_ENTRIES SHOWN_

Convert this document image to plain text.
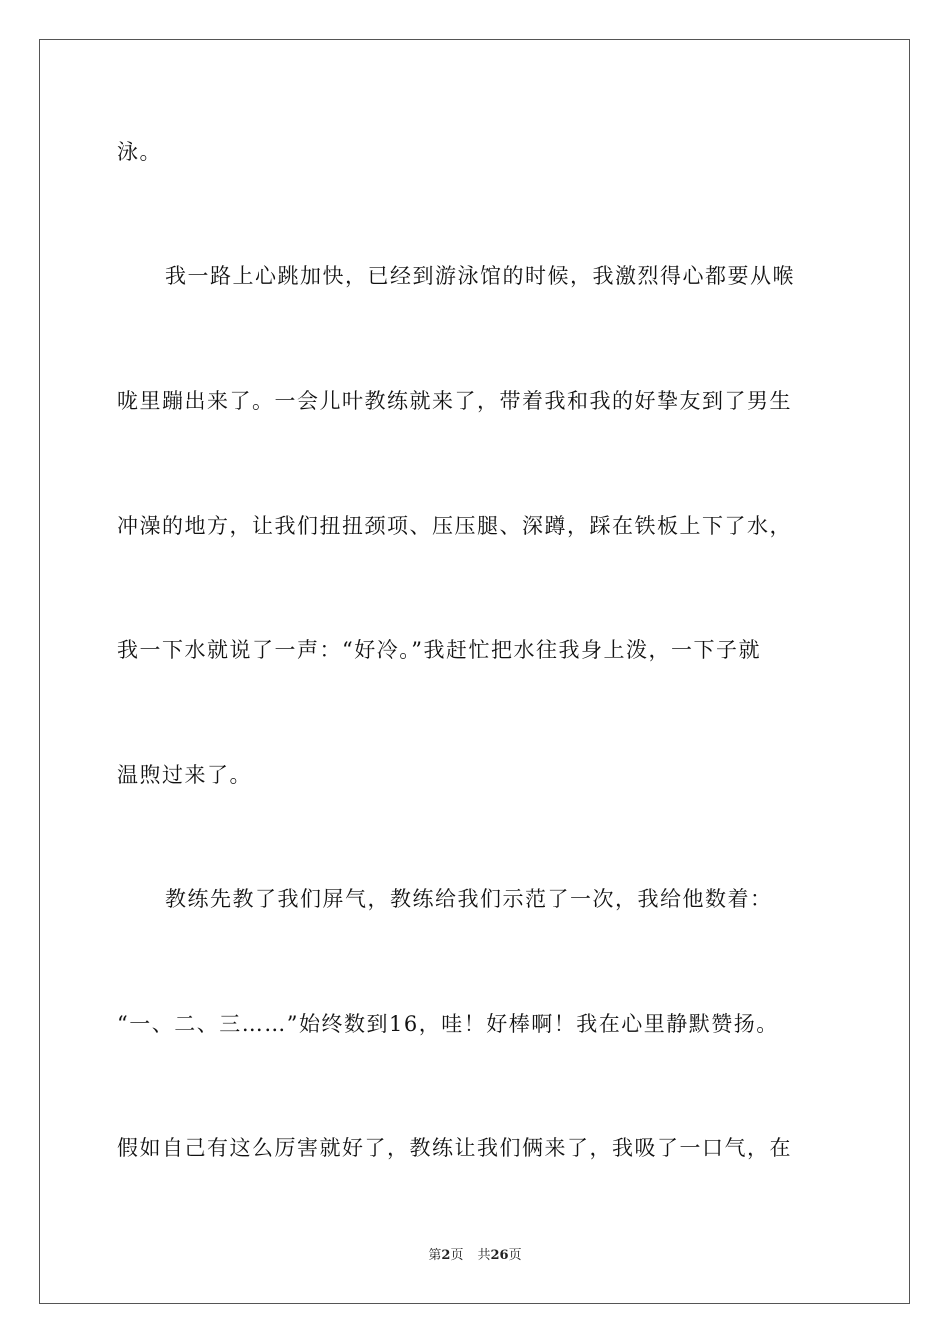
泳。
我一路上心跳加快，已经到游泳馆的时候，我激烈得心都要从喉
咙里蹦出来了。一会儿叶教练就来了，带着我和我的好挚友到了男生
冲澡的地方，让我们扭扭颈项、压压腿、深蹲，踩在铁板上下了水，
我一下水就说了一声：“好冷。”我赶忙把水往我身上泼，一下子就
温煦过来了。
教练先教了我们屏气，教练给我们示范了一次，我给他数着：
“一、二、三……”始终数到16，哇！好棒啊！我在心里静默赞扬。
假如自己有这么厉害就好了，教练让我们俩来了，我吸了一口气，在
第2页 共26页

_GIVEN PROBLEM_
Give the data above again in full and unchanged, skipping the pictures.

_EXERCISE SOLUTION_
Convert this document image to plain text.
泳。
我一路上心跳加快，已经到游泳馆的时候，我激烈得心都要从喉
咙里蹦出来了。一会儿叶教练就来了，带着我和我的好挚友到了男生
冲澡的地方，让我们扭扭颈项、压压腿、深蹲，踩在铁板上下了水，
我一下水就说了一声：“好冷。”我赶忙把水往我身上泼，一下子就
温煦过来了。
教练先教了我们屏气，教练给我们示范了一次，我给他数着：
“一、二、三……”始终数到16，哇！好棒啊！我在心里静默赞扬。
假如自己有这么厉害就好了，教练让我们俩来了，我吸了一口气，在
第2页 共26页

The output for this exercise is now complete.